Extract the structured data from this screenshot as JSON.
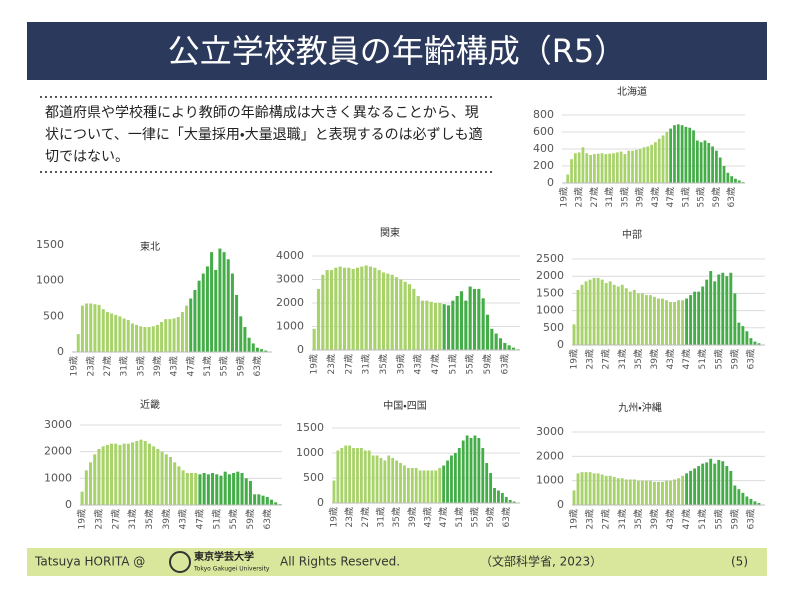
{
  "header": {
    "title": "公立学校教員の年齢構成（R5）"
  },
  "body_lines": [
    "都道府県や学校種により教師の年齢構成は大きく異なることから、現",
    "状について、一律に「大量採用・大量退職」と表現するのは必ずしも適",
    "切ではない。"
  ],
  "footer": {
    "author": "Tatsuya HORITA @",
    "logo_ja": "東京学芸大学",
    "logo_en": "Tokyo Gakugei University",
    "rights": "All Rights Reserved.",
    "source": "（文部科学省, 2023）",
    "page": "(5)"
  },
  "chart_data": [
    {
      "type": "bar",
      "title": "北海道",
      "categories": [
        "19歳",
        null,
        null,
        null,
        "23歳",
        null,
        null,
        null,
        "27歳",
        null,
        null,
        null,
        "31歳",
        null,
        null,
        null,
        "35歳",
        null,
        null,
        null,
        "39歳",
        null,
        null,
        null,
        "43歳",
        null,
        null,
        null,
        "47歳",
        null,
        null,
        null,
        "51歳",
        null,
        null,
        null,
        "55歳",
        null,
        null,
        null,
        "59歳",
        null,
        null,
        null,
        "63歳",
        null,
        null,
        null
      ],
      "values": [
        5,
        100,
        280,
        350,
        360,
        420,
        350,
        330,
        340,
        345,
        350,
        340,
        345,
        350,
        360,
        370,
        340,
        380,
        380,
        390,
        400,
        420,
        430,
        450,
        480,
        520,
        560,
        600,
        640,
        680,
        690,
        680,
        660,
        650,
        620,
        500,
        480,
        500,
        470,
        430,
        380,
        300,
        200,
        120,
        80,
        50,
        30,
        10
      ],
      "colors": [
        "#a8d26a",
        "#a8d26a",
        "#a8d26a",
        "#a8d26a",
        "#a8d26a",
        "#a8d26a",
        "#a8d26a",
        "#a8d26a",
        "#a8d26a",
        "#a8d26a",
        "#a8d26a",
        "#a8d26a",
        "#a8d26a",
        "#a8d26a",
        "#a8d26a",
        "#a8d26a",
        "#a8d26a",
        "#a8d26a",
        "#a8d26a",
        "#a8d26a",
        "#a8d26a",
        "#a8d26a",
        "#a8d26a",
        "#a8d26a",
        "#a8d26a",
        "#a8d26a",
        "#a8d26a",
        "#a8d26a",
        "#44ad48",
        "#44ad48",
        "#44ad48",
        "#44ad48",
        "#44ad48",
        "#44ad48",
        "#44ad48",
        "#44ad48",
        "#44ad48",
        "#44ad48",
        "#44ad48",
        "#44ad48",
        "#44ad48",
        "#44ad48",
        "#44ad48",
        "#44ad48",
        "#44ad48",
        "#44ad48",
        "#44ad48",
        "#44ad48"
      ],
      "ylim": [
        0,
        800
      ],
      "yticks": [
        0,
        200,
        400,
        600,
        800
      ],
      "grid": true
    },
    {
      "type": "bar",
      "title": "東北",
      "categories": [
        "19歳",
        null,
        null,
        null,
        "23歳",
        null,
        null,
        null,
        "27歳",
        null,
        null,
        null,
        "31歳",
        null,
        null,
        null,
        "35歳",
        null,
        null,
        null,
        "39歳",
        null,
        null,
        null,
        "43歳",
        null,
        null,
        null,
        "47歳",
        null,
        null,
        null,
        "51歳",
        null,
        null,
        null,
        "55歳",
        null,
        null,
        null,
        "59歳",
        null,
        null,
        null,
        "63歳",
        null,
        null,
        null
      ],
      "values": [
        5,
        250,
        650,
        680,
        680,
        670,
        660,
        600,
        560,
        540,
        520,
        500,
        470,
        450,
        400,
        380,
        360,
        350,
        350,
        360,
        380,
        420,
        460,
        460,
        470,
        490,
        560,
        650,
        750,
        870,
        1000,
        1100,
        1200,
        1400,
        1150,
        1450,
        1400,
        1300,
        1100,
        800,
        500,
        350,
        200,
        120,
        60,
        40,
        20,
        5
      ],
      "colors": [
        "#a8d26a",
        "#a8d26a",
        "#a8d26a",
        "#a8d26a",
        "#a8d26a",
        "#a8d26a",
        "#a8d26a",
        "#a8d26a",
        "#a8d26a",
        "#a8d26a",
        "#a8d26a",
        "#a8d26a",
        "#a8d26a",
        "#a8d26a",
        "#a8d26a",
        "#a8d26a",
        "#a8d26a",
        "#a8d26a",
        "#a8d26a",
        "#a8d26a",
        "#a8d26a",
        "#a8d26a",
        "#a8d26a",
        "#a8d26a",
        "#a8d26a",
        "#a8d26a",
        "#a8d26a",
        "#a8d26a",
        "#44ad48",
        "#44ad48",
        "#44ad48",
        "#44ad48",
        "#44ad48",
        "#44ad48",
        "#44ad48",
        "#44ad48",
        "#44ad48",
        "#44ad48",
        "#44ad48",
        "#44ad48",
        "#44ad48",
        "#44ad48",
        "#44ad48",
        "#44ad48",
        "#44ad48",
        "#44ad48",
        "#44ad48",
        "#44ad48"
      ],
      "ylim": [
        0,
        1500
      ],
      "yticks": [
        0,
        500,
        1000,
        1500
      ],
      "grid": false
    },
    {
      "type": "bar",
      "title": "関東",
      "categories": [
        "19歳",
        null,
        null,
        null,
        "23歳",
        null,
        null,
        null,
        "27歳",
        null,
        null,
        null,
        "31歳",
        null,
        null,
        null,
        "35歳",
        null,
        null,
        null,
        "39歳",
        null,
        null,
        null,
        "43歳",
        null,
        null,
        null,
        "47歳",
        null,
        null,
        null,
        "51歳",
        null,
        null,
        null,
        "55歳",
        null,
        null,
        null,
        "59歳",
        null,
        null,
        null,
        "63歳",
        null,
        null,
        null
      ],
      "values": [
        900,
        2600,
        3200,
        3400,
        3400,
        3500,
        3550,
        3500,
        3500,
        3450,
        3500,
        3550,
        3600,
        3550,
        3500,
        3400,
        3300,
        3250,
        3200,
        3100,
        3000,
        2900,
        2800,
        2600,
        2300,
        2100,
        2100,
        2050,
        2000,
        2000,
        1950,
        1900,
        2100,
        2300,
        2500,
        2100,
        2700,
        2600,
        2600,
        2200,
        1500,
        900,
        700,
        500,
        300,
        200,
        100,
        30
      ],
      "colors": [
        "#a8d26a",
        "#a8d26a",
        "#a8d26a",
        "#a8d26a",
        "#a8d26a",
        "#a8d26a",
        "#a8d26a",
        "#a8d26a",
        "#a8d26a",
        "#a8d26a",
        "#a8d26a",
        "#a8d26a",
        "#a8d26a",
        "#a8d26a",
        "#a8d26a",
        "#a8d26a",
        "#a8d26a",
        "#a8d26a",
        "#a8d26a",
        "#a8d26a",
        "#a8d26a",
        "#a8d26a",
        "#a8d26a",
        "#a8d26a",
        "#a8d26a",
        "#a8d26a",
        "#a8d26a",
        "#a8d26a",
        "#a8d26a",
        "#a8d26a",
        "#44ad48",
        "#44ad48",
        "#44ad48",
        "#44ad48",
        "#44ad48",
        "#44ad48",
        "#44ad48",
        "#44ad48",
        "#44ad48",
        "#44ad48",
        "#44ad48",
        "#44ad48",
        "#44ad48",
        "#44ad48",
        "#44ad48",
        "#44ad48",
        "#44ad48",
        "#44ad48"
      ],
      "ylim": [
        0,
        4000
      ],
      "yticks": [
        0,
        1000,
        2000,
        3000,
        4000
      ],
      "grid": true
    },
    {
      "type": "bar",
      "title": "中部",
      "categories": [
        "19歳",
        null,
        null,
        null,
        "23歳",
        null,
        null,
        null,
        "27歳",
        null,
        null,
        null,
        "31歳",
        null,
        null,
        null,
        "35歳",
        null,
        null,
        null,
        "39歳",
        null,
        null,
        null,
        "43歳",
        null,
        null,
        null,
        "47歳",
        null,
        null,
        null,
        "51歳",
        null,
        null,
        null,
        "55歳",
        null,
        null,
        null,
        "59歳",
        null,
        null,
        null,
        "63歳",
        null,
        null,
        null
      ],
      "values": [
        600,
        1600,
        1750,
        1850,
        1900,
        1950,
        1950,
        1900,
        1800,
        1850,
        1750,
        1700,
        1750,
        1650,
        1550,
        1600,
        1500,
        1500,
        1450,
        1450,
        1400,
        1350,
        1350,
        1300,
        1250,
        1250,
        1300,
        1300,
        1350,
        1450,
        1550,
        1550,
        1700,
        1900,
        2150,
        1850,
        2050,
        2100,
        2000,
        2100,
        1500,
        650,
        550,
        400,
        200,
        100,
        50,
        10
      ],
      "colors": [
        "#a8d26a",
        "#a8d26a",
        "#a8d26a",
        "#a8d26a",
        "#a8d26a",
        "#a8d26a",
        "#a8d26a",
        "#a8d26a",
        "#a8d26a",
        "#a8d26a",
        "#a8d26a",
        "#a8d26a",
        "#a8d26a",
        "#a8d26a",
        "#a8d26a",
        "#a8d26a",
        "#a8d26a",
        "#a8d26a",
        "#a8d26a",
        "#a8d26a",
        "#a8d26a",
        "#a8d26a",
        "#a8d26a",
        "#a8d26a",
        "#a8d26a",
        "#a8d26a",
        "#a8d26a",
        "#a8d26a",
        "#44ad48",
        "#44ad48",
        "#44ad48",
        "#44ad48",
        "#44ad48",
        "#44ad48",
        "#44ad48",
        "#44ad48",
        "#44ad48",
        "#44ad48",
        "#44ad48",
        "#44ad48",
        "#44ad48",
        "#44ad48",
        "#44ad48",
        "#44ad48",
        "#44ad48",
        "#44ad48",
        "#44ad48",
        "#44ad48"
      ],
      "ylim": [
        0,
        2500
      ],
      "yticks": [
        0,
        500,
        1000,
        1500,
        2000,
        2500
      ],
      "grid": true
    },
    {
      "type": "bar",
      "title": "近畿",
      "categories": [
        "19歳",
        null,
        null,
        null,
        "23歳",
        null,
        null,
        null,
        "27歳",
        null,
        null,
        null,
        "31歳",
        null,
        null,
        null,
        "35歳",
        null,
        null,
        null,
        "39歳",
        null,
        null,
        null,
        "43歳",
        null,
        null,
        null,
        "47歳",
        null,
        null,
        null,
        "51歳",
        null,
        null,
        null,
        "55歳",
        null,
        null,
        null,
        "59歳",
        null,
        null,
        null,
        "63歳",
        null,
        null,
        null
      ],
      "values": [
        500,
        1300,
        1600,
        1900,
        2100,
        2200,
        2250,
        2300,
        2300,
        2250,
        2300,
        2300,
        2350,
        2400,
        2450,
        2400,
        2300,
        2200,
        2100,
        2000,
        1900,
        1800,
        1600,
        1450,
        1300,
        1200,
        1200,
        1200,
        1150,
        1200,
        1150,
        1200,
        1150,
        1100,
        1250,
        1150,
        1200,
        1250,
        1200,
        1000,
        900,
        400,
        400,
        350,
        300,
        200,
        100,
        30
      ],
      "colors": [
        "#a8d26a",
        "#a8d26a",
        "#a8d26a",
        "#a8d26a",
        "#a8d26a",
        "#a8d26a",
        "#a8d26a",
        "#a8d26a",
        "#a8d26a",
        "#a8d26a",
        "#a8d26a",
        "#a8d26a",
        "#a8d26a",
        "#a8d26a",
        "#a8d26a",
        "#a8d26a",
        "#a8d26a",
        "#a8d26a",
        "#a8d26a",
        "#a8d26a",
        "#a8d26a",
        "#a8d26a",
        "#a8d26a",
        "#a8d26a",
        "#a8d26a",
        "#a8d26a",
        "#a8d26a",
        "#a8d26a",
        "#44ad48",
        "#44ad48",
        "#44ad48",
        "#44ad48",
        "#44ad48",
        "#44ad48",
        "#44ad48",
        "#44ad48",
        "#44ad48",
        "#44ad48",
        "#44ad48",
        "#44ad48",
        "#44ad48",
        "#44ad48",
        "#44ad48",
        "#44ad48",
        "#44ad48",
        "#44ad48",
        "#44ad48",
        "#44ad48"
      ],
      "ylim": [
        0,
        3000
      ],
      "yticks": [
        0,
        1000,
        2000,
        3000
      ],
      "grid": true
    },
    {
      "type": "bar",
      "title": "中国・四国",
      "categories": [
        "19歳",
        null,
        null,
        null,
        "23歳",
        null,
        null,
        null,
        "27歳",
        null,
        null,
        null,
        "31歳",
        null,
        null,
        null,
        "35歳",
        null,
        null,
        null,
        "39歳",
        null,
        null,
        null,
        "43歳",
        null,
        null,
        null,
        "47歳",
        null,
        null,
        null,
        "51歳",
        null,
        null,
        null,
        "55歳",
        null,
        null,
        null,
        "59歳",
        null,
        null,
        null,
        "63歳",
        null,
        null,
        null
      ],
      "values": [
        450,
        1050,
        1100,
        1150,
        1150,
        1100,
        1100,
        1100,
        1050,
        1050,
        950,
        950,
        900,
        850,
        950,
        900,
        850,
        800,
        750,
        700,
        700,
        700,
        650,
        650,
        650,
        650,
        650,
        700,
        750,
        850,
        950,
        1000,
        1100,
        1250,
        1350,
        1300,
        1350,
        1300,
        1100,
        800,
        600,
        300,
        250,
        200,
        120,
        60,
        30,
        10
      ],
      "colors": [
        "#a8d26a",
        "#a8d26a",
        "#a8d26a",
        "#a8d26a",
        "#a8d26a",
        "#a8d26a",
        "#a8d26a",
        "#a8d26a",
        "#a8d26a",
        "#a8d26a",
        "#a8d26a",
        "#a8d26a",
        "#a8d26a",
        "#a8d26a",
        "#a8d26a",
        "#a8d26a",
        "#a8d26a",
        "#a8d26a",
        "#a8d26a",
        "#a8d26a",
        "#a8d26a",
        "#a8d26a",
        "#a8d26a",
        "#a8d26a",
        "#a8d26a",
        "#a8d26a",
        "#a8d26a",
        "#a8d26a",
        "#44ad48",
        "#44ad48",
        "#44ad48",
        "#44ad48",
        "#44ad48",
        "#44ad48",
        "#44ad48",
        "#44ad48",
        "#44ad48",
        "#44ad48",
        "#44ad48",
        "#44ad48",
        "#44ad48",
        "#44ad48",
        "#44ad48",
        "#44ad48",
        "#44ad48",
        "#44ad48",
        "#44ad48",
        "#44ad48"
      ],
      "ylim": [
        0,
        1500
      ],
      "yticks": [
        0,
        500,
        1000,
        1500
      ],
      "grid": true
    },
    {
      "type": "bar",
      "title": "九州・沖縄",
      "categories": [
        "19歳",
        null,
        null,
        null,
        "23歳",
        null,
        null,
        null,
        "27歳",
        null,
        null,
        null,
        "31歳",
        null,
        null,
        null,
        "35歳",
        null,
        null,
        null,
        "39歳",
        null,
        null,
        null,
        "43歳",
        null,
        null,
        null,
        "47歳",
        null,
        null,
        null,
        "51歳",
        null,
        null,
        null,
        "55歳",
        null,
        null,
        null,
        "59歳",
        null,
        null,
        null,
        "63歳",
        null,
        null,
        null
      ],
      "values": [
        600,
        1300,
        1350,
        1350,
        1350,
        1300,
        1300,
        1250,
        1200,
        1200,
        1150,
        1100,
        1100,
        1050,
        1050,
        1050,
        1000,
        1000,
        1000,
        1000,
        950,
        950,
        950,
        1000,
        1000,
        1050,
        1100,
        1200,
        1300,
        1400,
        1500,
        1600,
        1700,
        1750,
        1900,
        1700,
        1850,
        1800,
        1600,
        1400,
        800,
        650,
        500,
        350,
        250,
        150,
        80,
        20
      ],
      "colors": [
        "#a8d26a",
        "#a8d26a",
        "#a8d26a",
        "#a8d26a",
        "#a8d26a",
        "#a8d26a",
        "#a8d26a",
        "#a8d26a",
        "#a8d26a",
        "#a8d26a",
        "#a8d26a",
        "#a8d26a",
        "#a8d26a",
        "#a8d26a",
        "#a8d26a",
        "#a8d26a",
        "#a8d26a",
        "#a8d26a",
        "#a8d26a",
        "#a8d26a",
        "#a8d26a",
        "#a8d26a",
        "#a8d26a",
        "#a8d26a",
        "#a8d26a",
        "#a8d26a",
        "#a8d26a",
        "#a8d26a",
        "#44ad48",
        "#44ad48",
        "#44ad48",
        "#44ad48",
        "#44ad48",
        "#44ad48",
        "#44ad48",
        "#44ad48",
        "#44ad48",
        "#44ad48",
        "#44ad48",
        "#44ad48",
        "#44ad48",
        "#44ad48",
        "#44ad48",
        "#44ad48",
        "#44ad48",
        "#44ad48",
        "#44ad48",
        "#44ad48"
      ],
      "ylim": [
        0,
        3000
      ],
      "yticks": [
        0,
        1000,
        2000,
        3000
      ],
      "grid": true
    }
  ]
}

> WRITTEN PROBLEM
Find the word "title" in the entries, and copy every line it shows up in.

> ANSWER FOR THIS EXERCISE
    "title": "公立学校教員の年齢構成（R5）"
      "title": "北海道",
      "title": "東北",
      "title": "関東",
      "title": "中部",
      "title": "近畿",
      "title": "中国・四国",
      "title": "九州・沖縄",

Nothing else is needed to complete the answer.